In the entries below, find the lines that contain the word "إليها" and copy them.

INPUT DATA |
┏━━

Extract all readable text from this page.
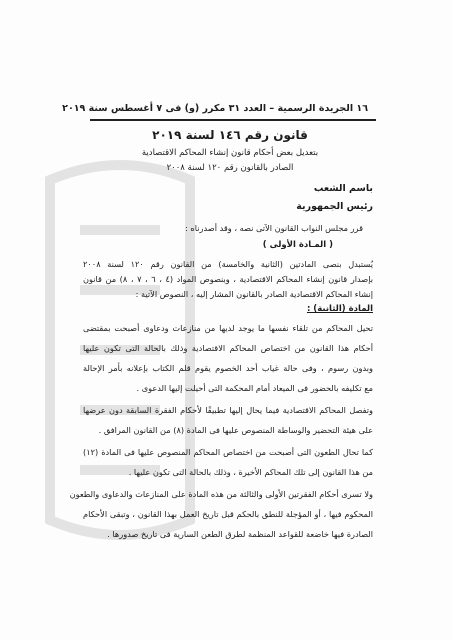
١٦ الجريدة الرسمية – العدد ٣١ مكرر (و) فى ٧ أغسطس سنة ٢٠١٩
قانون رقم ١٤٦ لسنة ٢٠١٩
بتعديل بعض أحكام قانون إنشاء المحاكم الاقتصادية
الصادر بالقانون رقم ١٢٠ لسنة ٢٠٠٨
باسم الشعب
رئيس الجمهورية
قرر مجلس النواب القانون الآتى نصه ، وقد أصدرناه :
( المـادة الأولى )
يُستبدل بنصى المادتين (الثانية والخامسة) من القانون رقم ١٢٠ لسنة ٢٠٠٨
بإصدار قانون إنشاء المحاكم الاقتصادية ، وبنصوص المواد (٤ ، ٦ ، ٧ ، ٨) من قانون
إنشاء المحاكم الاقتصادية الصادر بالقانون المشار إليه ، النصوص الآتية :
المادة (الثانية) :
تحيل المحاكم من تلقاء نفسها ما يوجد لديها من منازعات ودعاوى أصبحت بمقتضى
أحكام هذا القانون من اختصاص المحاكم الاقتصادية وذلك بالحالة التى تكون عليها
وبدون رسوم ، وفى حالة غياب أحد الخصوم يقوم قلم الكتاب بإعلانه بأمر الإحالة
مع تكليفه بالحضور فى الميعاد أمام المحكمة التى أحيلت إليها الدعوى .
وتفصل المحاكم الاقتصادية فيما يحال إليها تطبيقًا لأحكام الفقرة السابقة دون عرضها
على هيئة التحضير والوساطة المنصوص عليها فى المادة (٨) من القانون المرافق .
كما تحال الطعون التى أصبحت من اختصاص المحاكم المنصوص عليها فى المادة (١٢)
من هذا القانون إلى تلك المحاكم الأخيرة ، وذلك بالحالة التى تكون عليها .
ولا تسرى أحكام الفقرتين الأولى والثالثة من هذه المادة على المنازعات والدعاوى والطعون
المحكوم فيها ، أو المؤجلة للنطق بالحكم قبل تاريخ العمل بهذا القانون ، وتبقى الأحكام
الصادرة فيها خاضعة للقواعد المنظمة لطرق الطعن السارية فى تاريخ صدورها .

┗━━

SOLUTION |
مع تكليفه بالحضور فى الميعاد أمام المحكمة التى أحيلت إليها الدعوى .
وتفصل المحاكم الاقتصادية فيما يحال إليها تطبيقًا لأحكام الفقرة السابقة دون عرضها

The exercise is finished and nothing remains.